[Stored data entries]
* * * * * * *

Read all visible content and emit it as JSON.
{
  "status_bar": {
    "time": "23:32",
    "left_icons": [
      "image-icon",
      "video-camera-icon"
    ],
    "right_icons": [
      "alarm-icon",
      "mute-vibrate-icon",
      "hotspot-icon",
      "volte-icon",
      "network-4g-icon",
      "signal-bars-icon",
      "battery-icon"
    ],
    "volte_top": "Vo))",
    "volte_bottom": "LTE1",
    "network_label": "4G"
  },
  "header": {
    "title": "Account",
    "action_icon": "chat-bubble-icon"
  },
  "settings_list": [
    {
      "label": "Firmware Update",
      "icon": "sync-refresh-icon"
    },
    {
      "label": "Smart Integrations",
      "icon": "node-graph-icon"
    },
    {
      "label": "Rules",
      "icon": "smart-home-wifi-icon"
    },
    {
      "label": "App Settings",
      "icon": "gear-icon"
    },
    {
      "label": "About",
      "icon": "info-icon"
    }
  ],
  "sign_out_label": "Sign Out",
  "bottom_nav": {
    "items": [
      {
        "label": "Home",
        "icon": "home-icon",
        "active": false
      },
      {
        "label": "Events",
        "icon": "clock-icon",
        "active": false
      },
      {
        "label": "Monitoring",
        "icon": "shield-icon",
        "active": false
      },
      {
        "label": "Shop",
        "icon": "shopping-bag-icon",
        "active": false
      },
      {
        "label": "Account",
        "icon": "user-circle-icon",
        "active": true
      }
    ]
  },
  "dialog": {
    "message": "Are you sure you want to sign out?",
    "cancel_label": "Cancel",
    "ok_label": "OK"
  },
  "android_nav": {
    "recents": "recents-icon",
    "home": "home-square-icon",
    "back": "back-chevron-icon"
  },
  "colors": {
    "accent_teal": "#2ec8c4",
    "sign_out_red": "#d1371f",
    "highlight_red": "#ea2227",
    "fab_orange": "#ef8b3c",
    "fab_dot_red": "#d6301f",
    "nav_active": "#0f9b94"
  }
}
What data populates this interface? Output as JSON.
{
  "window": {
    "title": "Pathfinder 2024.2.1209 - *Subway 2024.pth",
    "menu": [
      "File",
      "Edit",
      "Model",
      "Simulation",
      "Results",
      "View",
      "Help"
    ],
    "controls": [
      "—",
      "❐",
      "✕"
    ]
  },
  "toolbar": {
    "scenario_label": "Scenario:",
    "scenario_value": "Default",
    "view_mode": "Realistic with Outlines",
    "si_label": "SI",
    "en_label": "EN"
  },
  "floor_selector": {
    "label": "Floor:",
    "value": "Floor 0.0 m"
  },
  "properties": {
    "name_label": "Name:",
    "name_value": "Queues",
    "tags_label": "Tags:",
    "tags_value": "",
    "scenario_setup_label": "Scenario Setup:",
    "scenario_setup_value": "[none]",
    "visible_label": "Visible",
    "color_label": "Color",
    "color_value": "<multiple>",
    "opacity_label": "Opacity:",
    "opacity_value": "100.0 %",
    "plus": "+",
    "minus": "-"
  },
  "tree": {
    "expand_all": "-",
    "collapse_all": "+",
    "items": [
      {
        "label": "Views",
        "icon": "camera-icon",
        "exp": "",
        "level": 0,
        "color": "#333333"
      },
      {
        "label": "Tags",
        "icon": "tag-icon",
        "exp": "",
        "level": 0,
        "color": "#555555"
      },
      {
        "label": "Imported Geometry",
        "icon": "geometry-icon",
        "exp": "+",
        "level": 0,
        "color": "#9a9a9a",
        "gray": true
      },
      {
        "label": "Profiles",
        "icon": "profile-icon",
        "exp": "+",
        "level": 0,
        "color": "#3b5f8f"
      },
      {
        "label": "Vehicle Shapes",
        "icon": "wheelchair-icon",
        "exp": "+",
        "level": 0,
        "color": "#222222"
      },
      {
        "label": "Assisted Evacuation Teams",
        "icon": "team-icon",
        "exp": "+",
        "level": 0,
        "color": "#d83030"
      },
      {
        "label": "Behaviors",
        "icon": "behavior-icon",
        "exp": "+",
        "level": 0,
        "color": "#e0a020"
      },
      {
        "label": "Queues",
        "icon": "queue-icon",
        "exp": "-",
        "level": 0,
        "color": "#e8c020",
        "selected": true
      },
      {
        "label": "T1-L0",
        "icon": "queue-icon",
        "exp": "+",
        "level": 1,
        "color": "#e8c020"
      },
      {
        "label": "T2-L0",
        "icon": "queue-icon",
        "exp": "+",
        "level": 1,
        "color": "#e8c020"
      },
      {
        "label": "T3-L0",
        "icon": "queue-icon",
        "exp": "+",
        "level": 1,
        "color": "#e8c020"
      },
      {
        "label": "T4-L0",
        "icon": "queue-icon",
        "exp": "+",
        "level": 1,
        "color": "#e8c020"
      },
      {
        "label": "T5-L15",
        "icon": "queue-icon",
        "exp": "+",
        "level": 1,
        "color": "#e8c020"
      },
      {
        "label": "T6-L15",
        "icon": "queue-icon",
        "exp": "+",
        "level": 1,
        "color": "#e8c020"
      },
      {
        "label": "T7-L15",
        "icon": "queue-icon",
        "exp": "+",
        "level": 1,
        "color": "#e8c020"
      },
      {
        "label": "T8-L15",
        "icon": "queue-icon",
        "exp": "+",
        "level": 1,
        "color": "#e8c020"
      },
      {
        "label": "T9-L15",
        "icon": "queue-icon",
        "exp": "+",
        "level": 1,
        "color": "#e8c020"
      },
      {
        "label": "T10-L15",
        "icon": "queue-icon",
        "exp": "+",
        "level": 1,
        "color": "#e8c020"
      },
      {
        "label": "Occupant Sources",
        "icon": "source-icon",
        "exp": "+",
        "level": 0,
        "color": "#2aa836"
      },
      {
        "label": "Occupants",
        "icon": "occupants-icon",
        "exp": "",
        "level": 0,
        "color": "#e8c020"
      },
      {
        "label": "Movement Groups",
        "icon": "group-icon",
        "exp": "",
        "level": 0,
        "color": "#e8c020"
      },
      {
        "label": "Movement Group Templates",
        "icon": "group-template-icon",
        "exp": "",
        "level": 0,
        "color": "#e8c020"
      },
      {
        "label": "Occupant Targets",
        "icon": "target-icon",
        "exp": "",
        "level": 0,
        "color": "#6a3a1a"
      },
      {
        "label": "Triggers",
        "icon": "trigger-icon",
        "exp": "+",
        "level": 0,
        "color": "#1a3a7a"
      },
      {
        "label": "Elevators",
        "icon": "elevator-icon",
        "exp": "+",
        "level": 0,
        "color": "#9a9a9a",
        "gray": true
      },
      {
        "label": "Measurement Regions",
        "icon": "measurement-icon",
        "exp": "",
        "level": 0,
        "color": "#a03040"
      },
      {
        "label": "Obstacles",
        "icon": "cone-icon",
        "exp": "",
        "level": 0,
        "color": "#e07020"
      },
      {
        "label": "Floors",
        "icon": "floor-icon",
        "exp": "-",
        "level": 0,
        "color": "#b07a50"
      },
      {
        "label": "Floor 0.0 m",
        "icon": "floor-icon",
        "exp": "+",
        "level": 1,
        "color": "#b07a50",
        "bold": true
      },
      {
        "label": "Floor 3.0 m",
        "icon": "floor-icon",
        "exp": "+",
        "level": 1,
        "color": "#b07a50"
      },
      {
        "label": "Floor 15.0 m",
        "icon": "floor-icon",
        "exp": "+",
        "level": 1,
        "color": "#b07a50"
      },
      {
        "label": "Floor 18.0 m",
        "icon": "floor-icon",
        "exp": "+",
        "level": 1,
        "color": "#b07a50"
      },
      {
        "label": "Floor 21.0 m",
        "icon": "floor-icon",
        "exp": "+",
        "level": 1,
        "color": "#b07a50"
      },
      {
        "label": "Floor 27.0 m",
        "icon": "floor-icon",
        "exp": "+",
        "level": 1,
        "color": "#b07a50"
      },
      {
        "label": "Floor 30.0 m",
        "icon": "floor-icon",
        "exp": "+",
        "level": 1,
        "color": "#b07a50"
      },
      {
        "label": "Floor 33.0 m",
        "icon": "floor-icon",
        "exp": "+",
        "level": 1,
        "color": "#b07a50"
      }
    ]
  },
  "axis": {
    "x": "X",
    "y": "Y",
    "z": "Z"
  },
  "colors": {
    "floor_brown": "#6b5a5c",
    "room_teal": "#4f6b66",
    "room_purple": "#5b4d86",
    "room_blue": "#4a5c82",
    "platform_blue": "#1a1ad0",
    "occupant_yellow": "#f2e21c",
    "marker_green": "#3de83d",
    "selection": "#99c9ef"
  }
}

* * * * * * *

• **CHALLENGE**
Reply with the number of lines in the data that include the string "Movement" and nothing else.

• **SOLUTION FOR THIS EXERCISE**
2